■ PROVIDED ENTRIES:

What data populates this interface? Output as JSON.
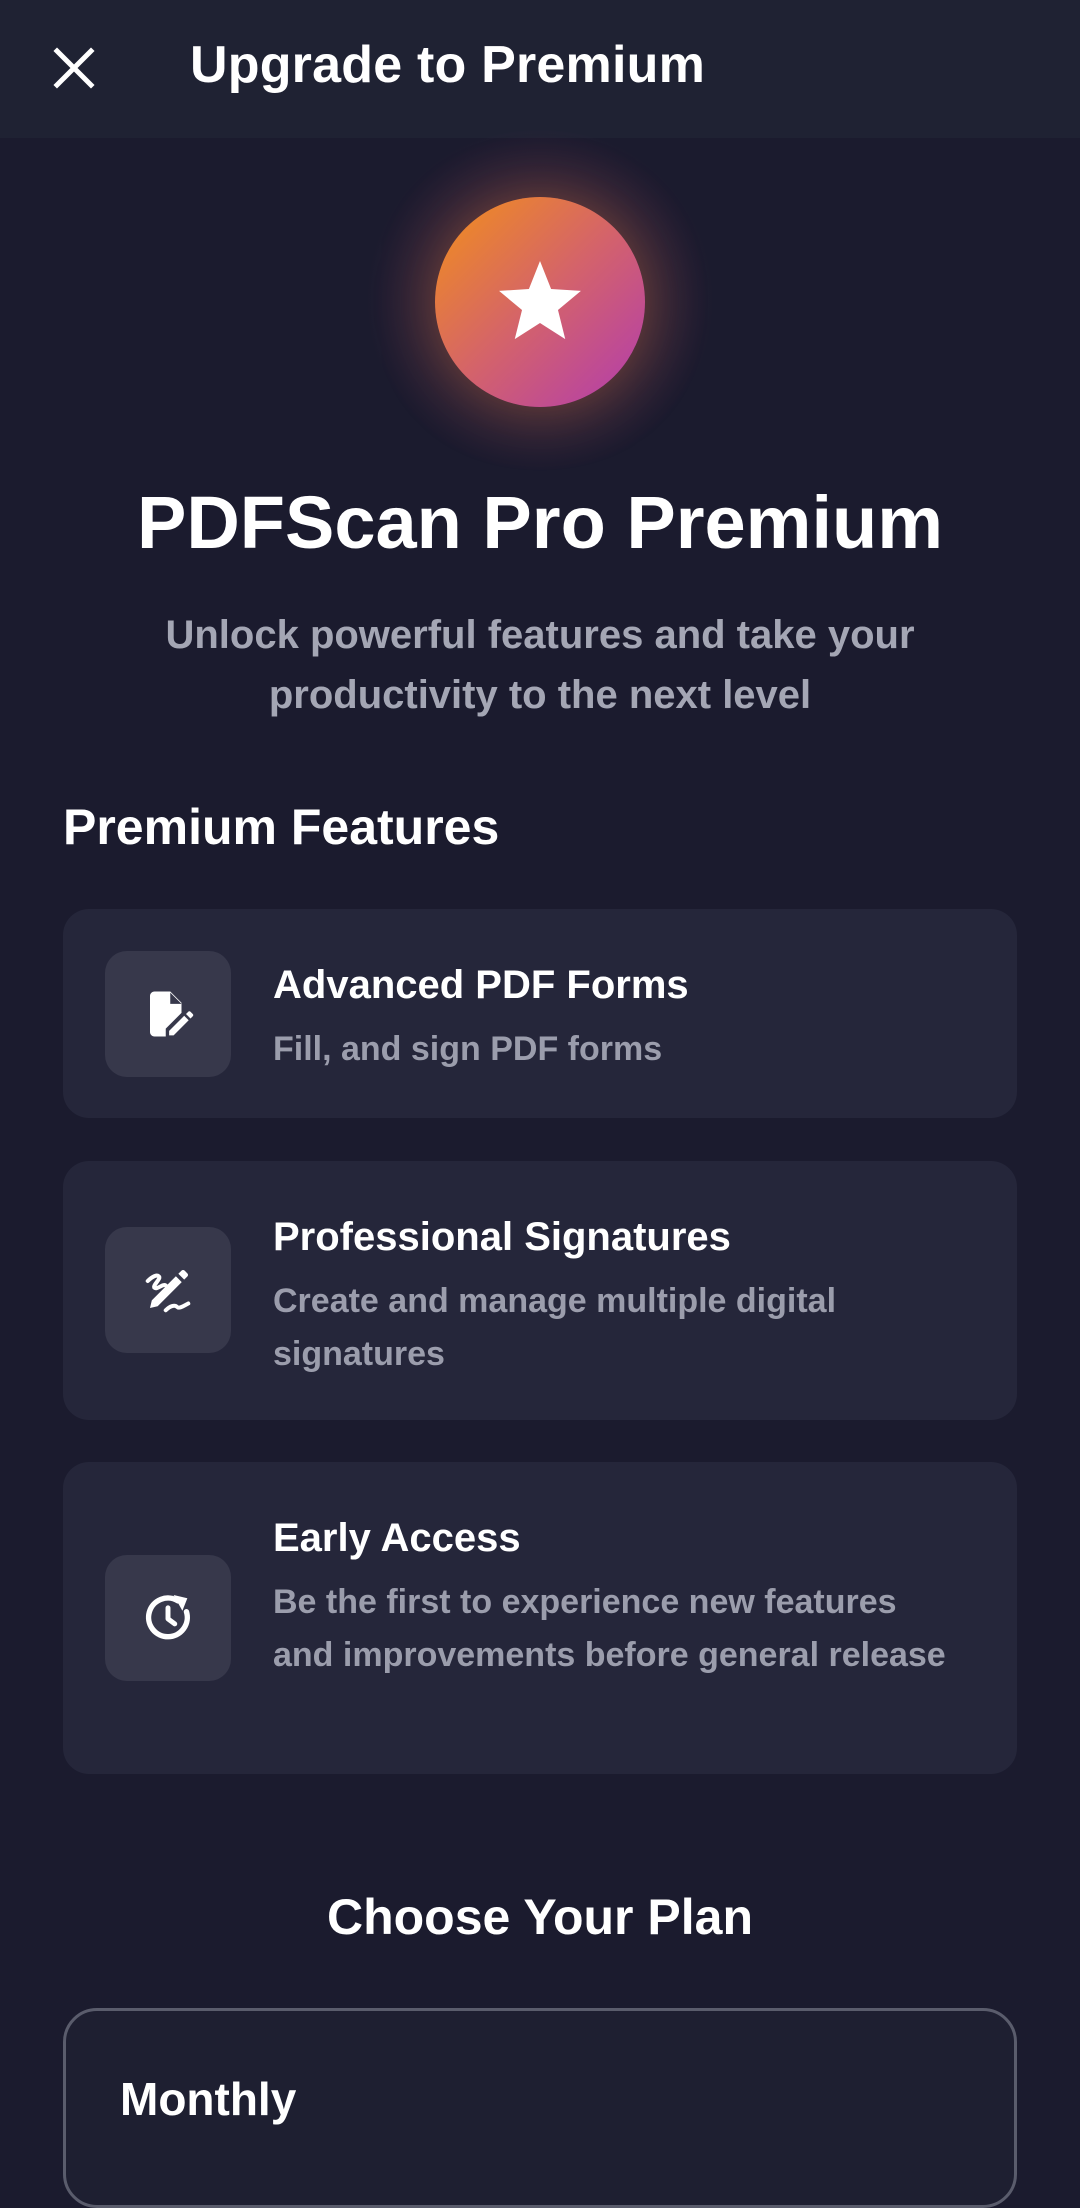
{
  "appbar": {
    "title": "Upgrade to Premium",
    "close_icon": "close-icon"
  },
  "hero": {
    "icon": "star-icon",
    "gradient_colors": [
      "#f39019",
      "#d4636a",
      "#b13bb0"
    ],
    "title": "PDFScan Pro Premium",
    "subtitle": "Unlock powerful features and take your productivity to the next level"
  },
  "features": {
    "heading": "Premium Features",
    "items": [
      {
        "icon": "edit-document-icon",
        "title": "Advanced PDF Forms",
        "description": "Fill, and sign PDF forms"
      },
      {
        "icon": "signature-icon",
        "title": "Professional Signatures",
        "description": "Create and manage multiple digital signatures"
      },
      {
        "icon": "update-clock-icon",
        "title": "Early Access",
        "description": "Be the first to experience new features and improvements before general release"
      }
    ]
  },
  "plans": {
    "heading": "Choose Your Plan",
    "items": [
      {
        "name": "Monthly"
      }
    ]
  },
  "colors": {
    "background": "#1b1b2e",
    "appbar": "#1f2233",
    "card": "#25263a",
    "muted_text": "#9b9dac"
  }
}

■ STATED TASK: Strip the images and reproduce the remaining records precisely.

■ SOLUTION TO THE PROBLEM:
What data populates this interface? Output as JSON.
{
  "appbar": {
    "title": "Upgrade to Premium",
    "close_icon": "close-icon"
  },
  "hero": {
    "icon": "star-icon",
    "gradient_colors": [
      "#f39019",
      "#d4636a",
      "#b13bb0"
    ],
    "title": "PDFScan Pro Premium",
    "subtitle": "Unlock powerful features and take your productivity to the next level"
  },
  "features": {
    "heading": "Premium Features",
    "items": [
      {
        "icon": "edit-document-icon",
        "title": "Advanced PDF Forms",
        "description": "Fill, and sign PDF forms"
      },
      {
        "icon": "signature-icon",
        "title": "Professional Signatures",
        "description": "Create and manage multiple digital signatures"
      },
      {
        "icon": "update-clock-icon",
        "title": "Early Access",
        "description": "Be the first to experience new features and improvements before general release"
      }
    ]
  },
  "plans": {
    "heading": "Choose Your Plan",
    "items": [
      {
        "name": "Monthly"
      }
    ]
  },
  "colors": {
    "background": "#1b1b2e",
    "appbar": "#1f2233",
    "card": "#25263a",
    "muted_text": "#9b9dac"
  }
}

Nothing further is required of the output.